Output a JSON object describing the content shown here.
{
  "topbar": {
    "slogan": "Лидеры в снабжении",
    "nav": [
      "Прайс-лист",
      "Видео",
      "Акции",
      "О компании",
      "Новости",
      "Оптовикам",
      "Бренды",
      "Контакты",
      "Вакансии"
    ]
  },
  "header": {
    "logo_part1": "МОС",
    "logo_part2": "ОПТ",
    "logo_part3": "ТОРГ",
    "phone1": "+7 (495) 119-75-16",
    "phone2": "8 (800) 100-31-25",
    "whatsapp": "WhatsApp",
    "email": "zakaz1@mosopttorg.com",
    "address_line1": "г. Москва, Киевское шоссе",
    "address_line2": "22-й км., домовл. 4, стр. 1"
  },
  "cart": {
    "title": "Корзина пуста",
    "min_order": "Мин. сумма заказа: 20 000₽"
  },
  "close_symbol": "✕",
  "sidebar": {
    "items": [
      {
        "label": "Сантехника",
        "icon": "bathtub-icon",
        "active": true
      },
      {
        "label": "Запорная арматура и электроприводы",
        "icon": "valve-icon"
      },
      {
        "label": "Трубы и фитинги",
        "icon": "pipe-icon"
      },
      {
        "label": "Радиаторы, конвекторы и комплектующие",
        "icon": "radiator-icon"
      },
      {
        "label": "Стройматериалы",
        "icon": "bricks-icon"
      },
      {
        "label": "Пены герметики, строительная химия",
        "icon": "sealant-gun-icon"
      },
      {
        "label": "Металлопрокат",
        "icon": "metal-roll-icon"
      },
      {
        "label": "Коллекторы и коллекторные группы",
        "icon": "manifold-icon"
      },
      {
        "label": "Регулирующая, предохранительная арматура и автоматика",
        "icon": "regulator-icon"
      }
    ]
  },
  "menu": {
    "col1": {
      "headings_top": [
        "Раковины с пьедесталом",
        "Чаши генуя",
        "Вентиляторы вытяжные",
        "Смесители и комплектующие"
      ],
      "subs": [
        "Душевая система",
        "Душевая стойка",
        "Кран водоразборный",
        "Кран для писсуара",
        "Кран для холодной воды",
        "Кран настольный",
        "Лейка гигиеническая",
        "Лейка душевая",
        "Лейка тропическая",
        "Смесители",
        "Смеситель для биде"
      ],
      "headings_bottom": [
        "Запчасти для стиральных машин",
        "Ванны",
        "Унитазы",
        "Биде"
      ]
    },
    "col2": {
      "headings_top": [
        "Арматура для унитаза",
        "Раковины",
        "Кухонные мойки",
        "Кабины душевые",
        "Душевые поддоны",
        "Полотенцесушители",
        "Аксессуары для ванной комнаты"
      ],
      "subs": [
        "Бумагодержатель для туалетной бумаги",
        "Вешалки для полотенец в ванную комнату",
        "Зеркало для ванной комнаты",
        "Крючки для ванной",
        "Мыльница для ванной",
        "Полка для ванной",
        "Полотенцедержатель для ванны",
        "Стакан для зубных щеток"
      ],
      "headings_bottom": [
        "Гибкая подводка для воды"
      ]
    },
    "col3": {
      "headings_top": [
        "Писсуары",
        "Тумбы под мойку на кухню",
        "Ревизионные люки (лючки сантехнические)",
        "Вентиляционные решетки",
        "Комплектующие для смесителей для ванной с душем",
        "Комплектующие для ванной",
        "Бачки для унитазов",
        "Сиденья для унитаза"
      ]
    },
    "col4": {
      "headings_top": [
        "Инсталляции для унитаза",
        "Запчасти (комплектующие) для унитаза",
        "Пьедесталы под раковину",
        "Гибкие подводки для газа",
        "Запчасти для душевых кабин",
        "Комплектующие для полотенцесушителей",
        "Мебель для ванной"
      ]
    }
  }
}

*-*-*

• **Stated task**
Retype all of the material above with every character intact.

• **Full solution**
Output a JSON object describing the content shown here.
{
  "topbar": {
    "slogan": "Лидеры в снабжении",
    "nav": [
      "Прайс-лист",
      "Видео",
      "Акции",
      "О компании",
      "Новости",
      "Оптовикам",
      "Бренды",
      "Контакты",
      "Вакансии"
    ]
  },
  "header": {
    "logo_part1": "МОС",
    "logo_part2": "ОПТ",
    "logo_part3": "ТОРГ",
    "phone1": "+7 (495) 119-75-16",
    "phone2": "8 (800) 100-31-25",
    "whatsapp": "WhatsApp",
    "email": "zakaz1@mosopttorg.com",
    "address_line1": "г. Москва, Киевское шоссе",
    "address_line2": "22-й км., домовл. 4, стр. 1"
  },
  "cart": {
    "title": "Корзина пуста",
    "min_order": "Мин. сумма заказа: 20 000₽"
  },
  "close_symbol": "✕",
  "sidebar": {
    "items": [
      {
        "label": "Сантехника",
        "icon": "bathtub-icon",
        "active": true
      },
      {
        "label": "Запорная арматура и электроприводы",
        "icon": "valve-icon"
      },
      {
        "label": "Трубы и фитинги",
        "icon": "pipe-icon"
      },
      {
        "label": "Радиаторы, конвекторы и комплектующие",
        "icon": "radiator-icon"
      },
      {
        "label": "Стройматериалы",
        "icon": "bricks-icon"
      },
      {
        "label": "Пены герметики, строительная химия",
        "icon": "sealant-gun-icon"
      },
      {
        "label": "Металлопрокат",
        "icon": "metal-roll-icon"
      },
      {
        "label": "Коллекторы и коллекторные группы",
        "icon": "manifold-icon"
      },
      {
        "label": "Регулирующая, предохранительная арматура и автоматика",
        "icon": "regulator-icon"
      }
    ]
  },
  "menu": {
    "col1": {
      "headings_top": [
        "Раковины с пьедесталом",
        "Чаши генуя",
        "Вентиляторы вытяжные",
        "Смесители и комплектующие"
      ],
      "subs": [
        "Душевая система",
        "Душевая стойка",
        "Кран водоразборный",
        "Кран для писсуара",
        "Кран для холодной воды",
        "Кран настольный",
        "Лейка гигиеническая",
        "Лейка душевая",
        "Лейка тропическая",
        "Смесители",
        "Смеситель для биде"
      ],
      "headings_bottom": [
        "Запчасти для стиральных машин",
        "Ванны",
        "Унитазы",
        "Биде"
      ]
    },
    "col2": {
      "headings_top": [
        "Арматура для унитаза",
        "Раковины",
        "Кухонные мойки",
        "Кабины душевые",
        "Душевые поддоны",
        "Полотенцесушители",
        "Аксессуары для ванной комнаты"
      ],
      "subs": [
        "Бумагодержатель для туалетной бумаги",
        "Вешалки для полотенец в ванную комнату",
        "Зеркало для ванной комнаты",
        "Крючки для ванной",
        "Мыльница для ванной",
        "Полка для ванной",
        "Полотенцедержатель для ванны",
        "Стакан для зубных щеток"
      ],
      "headings_bottom": [
        "Гибкая подводка для воды"
      ]
    },
    "col3": {
      "headings_top": [
        "Писсуары",
        "Тумбы под мойку на кухню",
        "Ревизионные люки (лючки сантехнические)",
        "Вентиляционные решетки",
        "Комплектующие для смесителей для ванной с душем",
        "Комплектующие для ванной",
        "Бачки для унитазов",
        "Сиденья для унитаза"
      ]
    },
    "col4": {
      "headings_top": [
        "Инсталляции для унитаза",
        "Запчасти (комплектующие) для унитаза",
        "Пьедесталы под раковину",
        "Гибкие подводки для газа",
        "Запчасти для душевых кабин",
        "Комплектующие для полотенцесушителей",
        "Мебель для ванной"
      ]
    }
  }
}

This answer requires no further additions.